======== GIVEN PASSAGE ========
Data Processing Flow

flowchart TD
    A["Sales DB
sales.db"] --> B["Load Config
config.yaml"] B --> C["Type-Safe Client"] C --> D["Pydantic Validation"] D -->|Invalid| E["Log Warning"] D -->|Valid| F["Query Database"] F --> G["Compute Metrics"] G --> H["Export JSON
sales_report.json"] E --> I["End Processing"] H --> I classDef data fill:#f9f9f9,stroke:#333,stroke-width:2px classDef process fill:#d0e0ff,stroke:#336,stroke-width:1px classDef error fill:#ffdddd,stroke:#933,stroke-width:1px classDef endpoint fill:#ddffdd,stroke:#363,stroke-width:1px class A,G,H data class B,C,D,F process class E error class I endpoint

Acceptance Criteria

  • Go Criteria:
    • Loads config.yaml and queries sales.db correctly.
    • Validates data with Pydantic (Halal prefix, positive price/quantity).
    • Computes total sales and top 3 products.
    • Exports to data/sales_report.json.
    • Includes pytest tests (unit, integration).
    • Uses type annotations verified by Pyright.
    • Uses 4-space indentation per PEP 8.
    • Handles edge cases (e.g., empty database).
  • No-Go Criteria:
    • Fails to load config or database.
    • Incorrect validation or calculations.
    • Missing JSON export or tests.
    • Type errors detected by Pyright.
    • Inconsistent indentation.

Common Pitfalls to Avoid

  1. Database Connection Issues:
    • Problem: DatabaseError due to missing sales.db.
    • Solution: Verify with sqlite3 data/sales.db "SELECT * FROM sales;".
    • Debug: Run ls data/sales.db (Unix/macOS) or dir data\sales.db (Windows) to check file existence.
  2. Pydantic Validation Errors:
    • Problem: ValidationError for invalid data. For example, a ValidationError may report: price: Value error, value must be > 0 if a negative price is provided.
    • Solution: Print sale and check type(sale['price']) to debug.
    • Debug: Add print(sale) before Sale(**sale) in validate_sales.
  3. Type Mismatches:
    • Problem: Pyright detects incorrect types. For example, Pyright may report: Expected List[Dict[str, Any]] but got List[str] if the return type is incorrect.
    • Solution: Run pyright db_client.py.
    • Debug: Check pyright output for specific type errors (e.g., List[str] vs. List[Dict[str, Any]]).
  4. IndentationError:
    • Problem: Mixed spaces/tabs.
    • Solution: Use 4 spaces. Run python -tt db_client.py.
    • Debug: Use VS Code’s “Show Whitespace” to inspect indentation.
========
= SET EXERCISE 1 =
In the records, change every "paragraph" to "body-text" in the part that opens with the line containing "303, 390, 348]" and closes with the line containing "- sender-name: 上野 高志: [350, 87, 390, 98]". Return only those lines, with nothing else altered.
======== SUPPLIED INFORMATION ========
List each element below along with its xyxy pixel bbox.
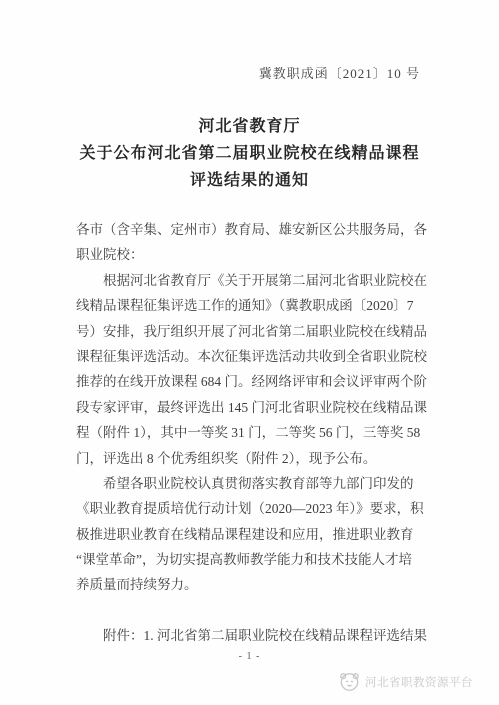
body-line: 根据河北省教育厅《关于开展第二届河北省职业院校在 xyxy=(76,268,428,293)
body-line: 段专家评审，最终评选出 145 门河北省职业院校在线精品课 xyxy=(76,395,428,420)
watermark: 河北省职教资源平台 xyxy=(338,670,473,693)
document-body: 各市（含辛集、定州市）教育局、雄安新区公共服务局，各 职业院校： 根据河北省教育… xyxy=(76,217,428,649)
body-line: 极推进职业教育在线精品课程建设和应用，推进职业教育 xyxy=(76,522,428,547)
title-line-2: 关于公布河北省第二届职业院校在线精品课程 xyxy=(0,140,499,167)
body-line: 号）安排，我厅组织开展了河北省第二届职业院校在线精品 xyxy=(76,319,428,344)
salutation-line: 职业院校： xyxy=(76,242,428,267)
body-line: 程（附件 1），其中一等奖 31 门，二等奖 56 门，三等奖 58 xyxy=(76,420,428,445)
body-line: “课堂革命”，为切实提高教师教学能力和技术技能人才培 xyxy=(76,547,428,572)
body-line: 《职业教育提质培优行动计划（2020—2023 年）》要求，积 xyxy=(76,496,428,521)
salutation-line: 各市（含辛集、定州市）教育局、雄安新区公共服务局，各 xyxy=(76,217,428,242)
watermark-label: 河北省职教资源平台 xyxy=(365,674,473,690)
doc-number: 冀教职成函〔2021〕10 号 xyxy=(0,63,420,82)
body-line: 线精品课程征集评选工作的通知》（冀教职成函〔2020〕7 xyxy=(76,293,428,318)
document-title: 河北省教育厅 关于公布河北省第二届职业院校在线精品课程 评选结果的通知 xyxy=(0,113,499,194)
title-line-1: 河北省教育厅 xyxy=(0,113,499,140)
document-page: 冀教职成函〔2021〕10 号 河北省教育厅 关于公布河北省第二届职业院校在线精… xyxy=(0,0,499,705)
attachment-line: 附件：1. 河北省第二届职业院校在线精品课程评选结果 xyxy=(76,623,428,648)
body-line: 希望各职业院校认真贯彻落实教育部等九部门印发的 xyxy=(76,471,428,496)
body-line: 推荐的在线开放课程 684 门。经网络评审和会议评审两个阶 xyxy=(76,369,428,394)
title-line-3: 评选结果的通知 xyxy=(0,167,499,194)
blank-line xyxy=(76,598,428,623)
mascot-logo-icon xyxy=(338,670,361,693)
body-line: 养质量而持续努力。 xyxy=(76,572,428,597)
page-number: - 1 - xyxy=(0,651,499,662)
body-line: 门，评选出 8 个优秀组织奖（附件 2），现予公布。 xyxy=(76,446,428,471)
body-line: 课程征集评选活动。本次征集评选活动共收到全省职业院校 xyxy=(76,344,428,369)
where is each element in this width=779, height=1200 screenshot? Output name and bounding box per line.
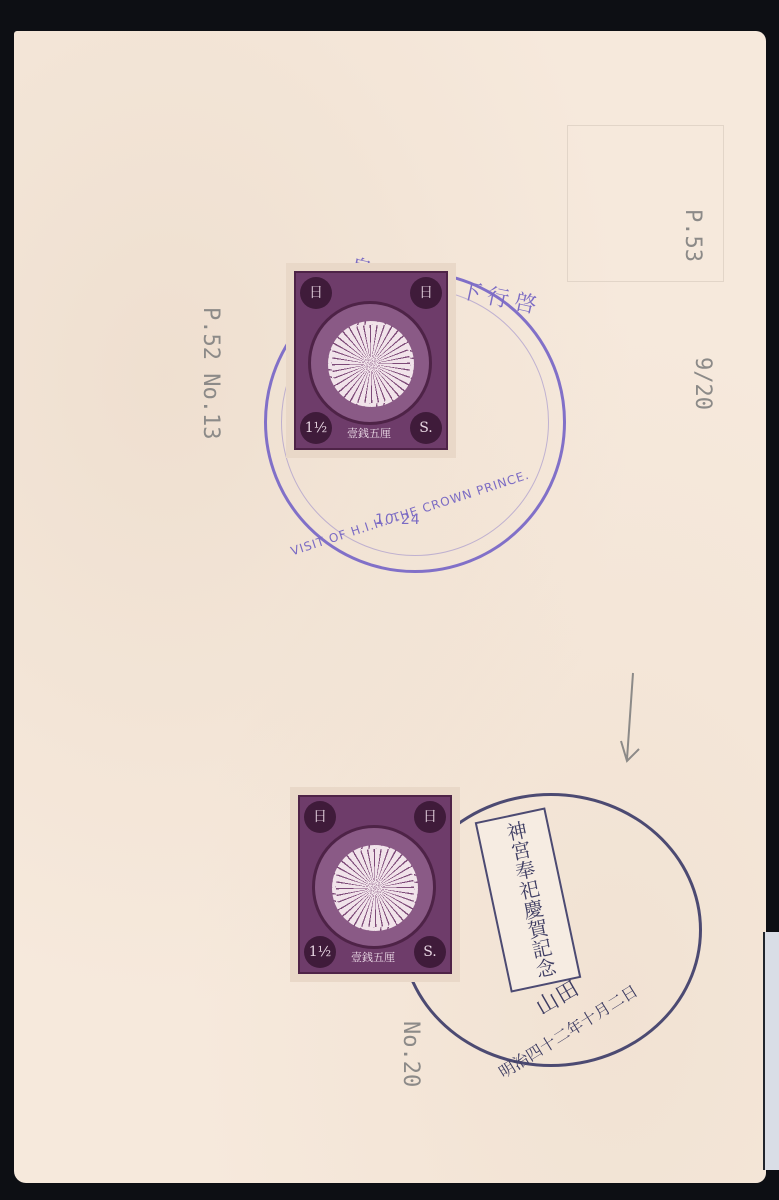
stamp-corner-br: S. [410, 412, 442, 444]
note-no20: No.20 [398, 1021, 423, 1087]
stamp-corner-tr: 日 [414, 801, 446, 833]
stamp-corner-tl: 日 [300, 277, 332, 309]
stamp-corner-tl: 日 [304, 801, 336, 833]
postcard: 皇太子殿下行啓紀念 VISIT OF H.I.H. THE CROWN PRIN… [14, 31, 766, 1183]
stamp-corner-bl: 1½ [304, 936, 336, 968]
note-p53: P.53 [680, 209, 705, 262]
chrysanthemum-icon [332, 845, 418, 931]
stamp-denomination: 壹銭五厘 [334, 425, 404, 441]
stamp-corner-br: S. [414, 936, 446, 968]
stamp-top: 日 日 1½ S. 壹銭五厘 [286, 263, 456, 458]
postmark-date: 10-24 [375, 512, 421, 528]
stamp-denomination: 壹銭五厘 [338, 949, 408, 965]
note-9-20: 9/20 [690, 357, 715, 410]
stamp-corner-bl: 1½ [300, 412, 332, 444]
sleeve-edge [763, 932, 779, 1170]
stamp-corner-tr: 日 [410, 277, 442, 309]
arrow-down-icon [619, 671, 641, 766]
chrysanthemum-icon [328, 321, 414, 407]
note-p52-no13: P.52 No.13 [198, 307, 223, 439]
stamp-bottom: 日 日 1½ S. 壹銭五厘 [290, 787, 460, 982]
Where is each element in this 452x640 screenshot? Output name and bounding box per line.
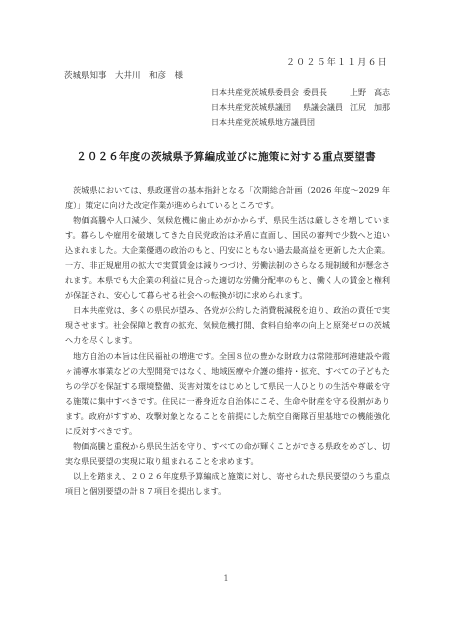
- paragraph: 日本共産党は、多くの県民が望み、各党が公約した消費税減税を迫り、政治の責任で実現…: [65, 303, 390, 348]
- document-title: ２０２６年度の茨城県予算編成並びに施策に対する重点要望書: [0, 149, 452, 164]
- paragraph: 以上を踏まえ、２０２６年度県予算編成と施策に対し、寄せられた県民要望のうち重点項…: [65, 469, 390, 499]
- paragraph: 茨城県においては、県政運営の基本指針となる「次期総合計画（2026 年度～202…: [65, 183, 390, 213]
- sender-org: 日本共産党茨城県議団: [211, 102, 291, 113]
- page-number: 1: [0, 574, 452, 583]
- paragraph: 物価高騰や人口減少、気候危機に歯止めがかからず、県民生活は厳しさを増しています。…: [65, 213, 390, 303]
- paragraph: 地方自治の本旨は住民福祉の増進です。全国８位の豊かな財政力は常陸那珂港建設や霞ヶ…: [65, 349, 390, 439]
- document-body: 茨城県においては、県政運営の基本指針となる「次期総合計画（2026 年度～202…: [65, 183, 390, 499]
- paragraph: 物価高騰と重税から県民生活を守り、すべての命が輝くことができる県政をめざし、切実…: [65, 439, 390, 469]
- sender-name: 江尻 加那: [350, 102, 390, 113]
- addressee: 茨城県知事 大井川 和彦 様: [64, 69, 183, 81]
- sender-name: 上野 高志: [350, 87, 390, 98]
- sender-role: 県議会議員: [303, 102, 343, 113]
- document-date: ２０２５年１１月６日: [286, 55, 388, 68]
- sender-org: 日本共産党茨城県地方議員団: [211, 117, 315, 128]
- sender-org: 日本共産党茨城県委員会: [211, 87, 299, 98]
- sender-role: 委員長: [303, 87, 327, 98]
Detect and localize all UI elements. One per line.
========
= SET EXERCISE 2 =
Under the acceptance criteria of the data processing text, which file should the sales data be exported to?

= CORRECT OUTPUT 1 =
- body-text: 日本共産党は、多くの県民が望み、各党が公約した消費税減税を迫り、政治の責任で実現…: [65, 303, 390, 348]
- document-title: ２０２６年度の茨城県予算編成並びに施策に対する重点要望書: [0, 149, 452, 164]
- body-text: 以上を踏まえ、２０２６年度県予算編成と施策に対し、寄せられた県民要望のうち重点項…: [65, 469, 390, 499]
- body-text: 茨城県においては、県政運営の基本指針となる「次期総合計画（2026 年度～202…: [65, 183, 390, 213]
- sender-org: 日本共産党茨城県議団: [211, 102, 291, 113]
- page-number: 1: [0, 574, 452, 583]
- body-text: 物価高騰や人口減少、気候危機に歯止めがかからず、県民生活は厳しさを増しています。…: [65, 213, 390, 303]
- body-text: 地方自治の本旨は住民福祉の増進です。全国８位の豊かな財政力は常陸那珂港建設や霞ヶ…: [65, 349, 390, 439]
- document-body: 茨城県においては、県政運営の基本指針となる「次期総合計画（2026 年度～202…: [65, 183, 390, 499]
- body-text: 物価高騰と重税から県民生活を守り、すべての命が輝くことができる県政をめざし、切実…: [65, 439, 390, 469]
- sender-name: 江尻 加那: [350, 102, 390, 113]
- addressee: 茨城県知事 大井川 和彦 様: [64, 69, 183, 81]
- sender-name: 上野 高志: [350, 87, 390, 98]

= CORRECT OUTPUT 2 =
data/sales_report.json